[Stored data]

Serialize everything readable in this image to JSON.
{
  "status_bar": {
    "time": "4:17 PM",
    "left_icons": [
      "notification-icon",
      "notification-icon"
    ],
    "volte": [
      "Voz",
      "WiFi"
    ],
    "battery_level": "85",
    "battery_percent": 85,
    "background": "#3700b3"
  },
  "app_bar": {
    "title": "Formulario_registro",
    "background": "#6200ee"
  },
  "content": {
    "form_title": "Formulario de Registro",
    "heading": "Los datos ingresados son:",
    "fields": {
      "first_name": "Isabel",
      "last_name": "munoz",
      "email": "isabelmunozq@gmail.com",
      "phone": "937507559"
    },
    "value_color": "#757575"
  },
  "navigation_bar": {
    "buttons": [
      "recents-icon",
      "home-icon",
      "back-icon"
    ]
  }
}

◆ What you need to do ◆
Extract, word for word, each line of the listing above.

◆ Output of the task ◆
Serialize everything readable in this image to JSON.
{
  "status_bar": {
    "time": "4:17 PM",
    "left_icons": [
      "notification-icon",
      "notification-icon"
    ],
    "volte": [
      "Voz",
      "WiFi"
    ],
    "battery_level": "85",
    "battery_percent": 85,
    "background": "#3700b3"
  },
  "app_bar": {
    "title": "Formulario_registro",
    "background": "#6200ee"
  },
  "content": {
    "form_title": "Formulario de Registro",
    "heading": "Los datos ingresados son:",
    "fields": {
      "first_name": "Isabel",
      "last_name": "munoz",
      "email": "isabelmunozq@gmail.com",
      "phone": "937507559"
    },
    "value_color": "#757575"
  },
  "navigation_bar": {
    "buttons": [
      "recents-icon",
      "home-icon",
      "back-icon"
    ]
  }
}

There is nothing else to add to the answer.